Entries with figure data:
>>>
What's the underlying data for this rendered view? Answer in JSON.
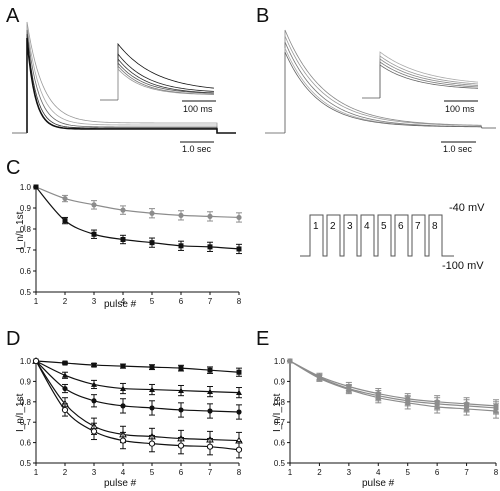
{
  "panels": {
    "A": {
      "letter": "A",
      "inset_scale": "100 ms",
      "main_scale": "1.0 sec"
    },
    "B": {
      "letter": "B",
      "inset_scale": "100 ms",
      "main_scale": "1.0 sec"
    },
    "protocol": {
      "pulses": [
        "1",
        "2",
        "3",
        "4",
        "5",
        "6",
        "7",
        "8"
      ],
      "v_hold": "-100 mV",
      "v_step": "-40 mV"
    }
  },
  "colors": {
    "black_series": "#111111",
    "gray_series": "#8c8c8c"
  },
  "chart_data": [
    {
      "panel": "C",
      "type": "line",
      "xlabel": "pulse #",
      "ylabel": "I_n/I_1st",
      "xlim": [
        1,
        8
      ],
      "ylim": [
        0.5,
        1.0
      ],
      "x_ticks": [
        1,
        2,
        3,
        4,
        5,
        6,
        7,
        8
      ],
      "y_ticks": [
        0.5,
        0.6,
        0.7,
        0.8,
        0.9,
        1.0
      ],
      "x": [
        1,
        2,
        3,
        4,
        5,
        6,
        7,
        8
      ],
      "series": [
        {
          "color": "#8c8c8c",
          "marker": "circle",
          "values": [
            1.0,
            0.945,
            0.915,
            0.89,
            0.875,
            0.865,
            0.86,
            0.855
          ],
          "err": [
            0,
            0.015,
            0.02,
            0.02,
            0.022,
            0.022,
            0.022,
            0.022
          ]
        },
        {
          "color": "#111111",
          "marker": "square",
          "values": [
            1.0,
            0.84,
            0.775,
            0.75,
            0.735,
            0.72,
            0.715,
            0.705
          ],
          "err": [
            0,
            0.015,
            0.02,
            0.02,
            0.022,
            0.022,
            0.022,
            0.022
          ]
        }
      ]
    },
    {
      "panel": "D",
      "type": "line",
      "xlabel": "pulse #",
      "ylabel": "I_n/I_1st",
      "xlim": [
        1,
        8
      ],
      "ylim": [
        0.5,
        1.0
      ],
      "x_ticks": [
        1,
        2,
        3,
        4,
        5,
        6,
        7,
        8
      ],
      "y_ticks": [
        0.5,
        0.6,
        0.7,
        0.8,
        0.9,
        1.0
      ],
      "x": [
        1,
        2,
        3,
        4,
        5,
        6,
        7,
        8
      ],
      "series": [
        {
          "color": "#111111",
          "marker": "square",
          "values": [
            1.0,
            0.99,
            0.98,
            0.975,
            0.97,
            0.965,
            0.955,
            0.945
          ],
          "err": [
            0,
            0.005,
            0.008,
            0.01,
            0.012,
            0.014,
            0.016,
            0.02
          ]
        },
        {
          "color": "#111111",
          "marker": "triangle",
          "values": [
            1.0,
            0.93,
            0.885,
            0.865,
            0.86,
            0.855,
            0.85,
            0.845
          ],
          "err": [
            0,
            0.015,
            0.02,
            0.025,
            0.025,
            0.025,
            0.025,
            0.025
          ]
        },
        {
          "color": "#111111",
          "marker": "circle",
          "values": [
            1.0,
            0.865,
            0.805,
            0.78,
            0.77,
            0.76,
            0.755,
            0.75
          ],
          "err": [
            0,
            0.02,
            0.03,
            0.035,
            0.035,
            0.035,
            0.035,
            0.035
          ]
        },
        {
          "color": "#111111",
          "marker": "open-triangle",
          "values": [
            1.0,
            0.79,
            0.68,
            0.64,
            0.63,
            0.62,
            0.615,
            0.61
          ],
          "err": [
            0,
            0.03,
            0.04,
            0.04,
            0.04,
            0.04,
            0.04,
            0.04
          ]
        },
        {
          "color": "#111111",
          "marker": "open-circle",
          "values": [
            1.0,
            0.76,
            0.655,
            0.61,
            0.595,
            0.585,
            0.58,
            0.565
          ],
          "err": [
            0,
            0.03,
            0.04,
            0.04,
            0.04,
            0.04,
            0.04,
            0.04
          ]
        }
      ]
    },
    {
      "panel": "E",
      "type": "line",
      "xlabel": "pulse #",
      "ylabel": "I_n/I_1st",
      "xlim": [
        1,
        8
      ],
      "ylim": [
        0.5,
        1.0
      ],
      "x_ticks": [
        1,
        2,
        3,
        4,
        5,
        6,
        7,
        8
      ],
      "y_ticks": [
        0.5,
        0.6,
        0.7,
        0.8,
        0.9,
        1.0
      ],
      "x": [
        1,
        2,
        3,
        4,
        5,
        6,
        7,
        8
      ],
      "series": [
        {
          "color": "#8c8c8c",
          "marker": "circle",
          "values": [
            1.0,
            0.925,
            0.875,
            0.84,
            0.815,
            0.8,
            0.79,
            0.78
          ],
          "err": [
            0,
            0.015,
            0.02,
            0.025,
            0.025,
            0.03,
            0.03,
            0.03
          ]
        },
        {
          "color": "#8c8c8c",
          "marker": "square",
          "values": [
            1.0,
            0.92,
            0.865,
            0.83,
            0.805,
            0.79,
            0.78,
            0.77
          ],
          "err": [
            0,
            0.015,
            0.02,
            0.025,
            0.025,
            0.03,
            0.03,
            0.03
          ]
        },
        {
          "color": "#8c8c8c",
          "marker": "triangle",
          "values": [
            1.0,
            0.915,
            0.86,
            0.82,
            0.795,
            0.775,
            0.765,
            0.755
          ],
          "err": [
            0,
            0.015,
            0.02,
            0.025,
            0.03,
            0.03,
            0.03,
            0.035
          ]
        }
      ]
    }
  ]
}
<<<
Given request -> Print all of the records shown above exactly, leaving out each picture.

Finished task ->
What's the underlying data for this rendered view? Answer in JSON.
{
  "panels": {
    "A": {
      "letter": "A",
      "inset_scale": "100 ms",
      "main_scale": "1.0 sec"
    },
    "B": {
      "letter": "B",
      "inset_scale": "100 ms",
      "main_scale": "1.0 sec"
    },
    "protocol": {
      "pulses": [
        "1",
        "2",
        "3",
        "4",
        "5",
        "6",
        "7",
        "8"
      ],
      "v_hold": "-100 mV",
      "v_step": "-40 mV"
    }
  },
  "colors": {
    "black_series": "#111111",
    "gray_series": "#8c8c8c"
  },
  "chart_data": [
    {
      "panel": "C",
      "type": "line",
      "xlabel": "pulse #",
      "ylabel": "I_n/I_1st",
      "xlim": [
        1,
        8
      ],
      "ylim": [
        0.5,
        1.0
      ],
      "x_ticks": [
        1,
        2,
        3,
        4,
        5,
        6,
        7,
        8
      ],
      "y_ticks": [
        0.5,
        0.6,
        0.7,
        0.8,
        0.9,
        1.0
      ],
      "x": [
        1,
        2,
        3,
        4,
        5,
        6,
        7,
        8
      ],
      "series": [
        {
          "color": "#8c8c8c",
          "marker": "circle",
          "values": [
            1.0,
            0.945,
            0.915,
            0.89,
            0.875,
            0.865,
            0.86,
            0.855
          ],
          "err": [
            0,
            0.015,
            0.02,
            0.02,
            0.022,
            0.022,
            0.022,
            0.022
          ]
        },
        {
          "color": "#111111",
          "marker": "square",
          "values": [
            1.0,
            0.84,
            0.775,
            0.75,
            0.735,
            0.72,
            0.715,
            0.705
          ],
          "err": [
            0,
            0.015,
            0.02,
            0.02,
            0.022,
            0.022,
            0.022,
            0.022
          ]
        }
      ]
    },
    {
      "panel": "D",
      "type": "line",
      "xlabel": "pulse #",
      "ylabel": "I_n/I_1st",
      "xlim": [
        1,
        8
      ],
      "ylim": [
        0.5,
        1.0
      ],
      "x_ticks": [
        1,
        2,
        3,
        4,
        5,
        6,
        7,
        8
      ],
      "y_ticks": [
        0.5,
        0.6,
        0.7,
        0.8,
        0.9,
        1.0
      ],
      "x": [
        1,
        2,
        3,
        4,
        5,
        6,
        7,
        8
      ],
      "series": [
        {
          "color": "#111111",
          "marker": "square",
          "values": [
            1.0,
            0.99,
            0.98,
            0.975,
            0.97,
            0.965,
            0.955,
            0.945
          ],
          "err": [
            0,
            0.005,
            0.008,
            0.01,
            0.012,
            0.014,
            0.016,
            0.02
          ]
        },
        {
          "color": "#111111",
          "marker": "triangle",
          "values": [
            1.0,
            0.93,
            0.885,
            0.865,
            0.86,
            0.855,
            0.85,
            0.845
          ],
          "err": [
            0,
            0.015,
            0.02,
            0.025,
            0.025,
            0.025,
            0.025,
            0.025
          ]
        },
        {
          "color": "#111111",
          "marker": "circle",
          "values": [
            1.0,
            0.865,
            0.805,
            0.78,
            0.77,
            0.76,
            0.755,
            0.75
          ],
          "err": [
            0,
            0.02,
            0.03,
            0.035,
            0.035,
            0.035,
            0.035,
            0.035
          ]
        },
        {
          "color": "#111111",
          "marker": "open-triangle",
          "values": [
            1.0,
            0.79,
            0.68,
            0.64,
            0.63,
            0.62,
            0.615,
            0.61
          ],
          "err": [
            0,
            0.03,
            0.04,
            0.04,
            0.04,
            0.04,
            0.04,
            0.04
          ]
        },
        {
          "color": "#111111",
          "marker": "open-circle",
          "values": [
            1.0,
            0.76,
            0.655,
            0.61,
            0.595,
            0.585,
            0.58,
            0.565
          ],
          "err": [
            0,
            0.03,
            0.04,
            0.04,
            0.04,
            0.04,
            0.04,
            0.04
          ]
        }
      ]
    },
    {
      "panel": "E",
      "type": "line",
      "xlabel": "pulse #",
      "ylabel": "I_n/I_1st",
      "xlim": [
        1,
        8
      ],
      "ylim": [
        0.5,
        1.0
      ],
      "x_ticks": [
        1,
        2,
        3,
        4,
        5,
        6,
        7,
        8
      ],
      "y_ticks": [
        0.5,
        0.6,
        0.7,
        0.8,
        0.9,
        1.0
      ],
      "x": [
        1,
        2,
        3,
        4,
        5,
        6,
        7,
        8
      ],
      "series": [
        {
          "color": "#8c8c8c",
          "marker": "circle",
          "values": [
            1.0,
            0.925,
            0.875,
            0.84,
            0.815,
            0.8,
            0.79,
            0.78
          ],
          "err": [
            0,
            0.015,
            0.02,
            0.025,
            0.025,
            0.03,
            0.03,
            0.03
          ]
        },
        {
          "color": "#8c8c8c",
          "marker": "square",
          "values": [
            1.0,
            0.92,
            0.865,
            0.83,
            0.805,
            0.79,
            0.78,
            0.77
          ],
          "err": [
            0,
            0.015,
            0.02,
            0.025,
            0.025,
            0.03,
            0.03,
            0.03
          ]
        },
        {
          "color": "#8c8c8c",
          "marker": "triangle",
          "values": [
            1.0,
            0.915,
            0.86,
            0.82,
            0.795,
            0.775,
            0.765,
            0.755
          ],
          "err": [
            0,
            0.015,
            0.02,
            0.025,
            0.03,
            0.03,
            0.03,
            0.035
          ]
        }
      ]
    }
  ]
}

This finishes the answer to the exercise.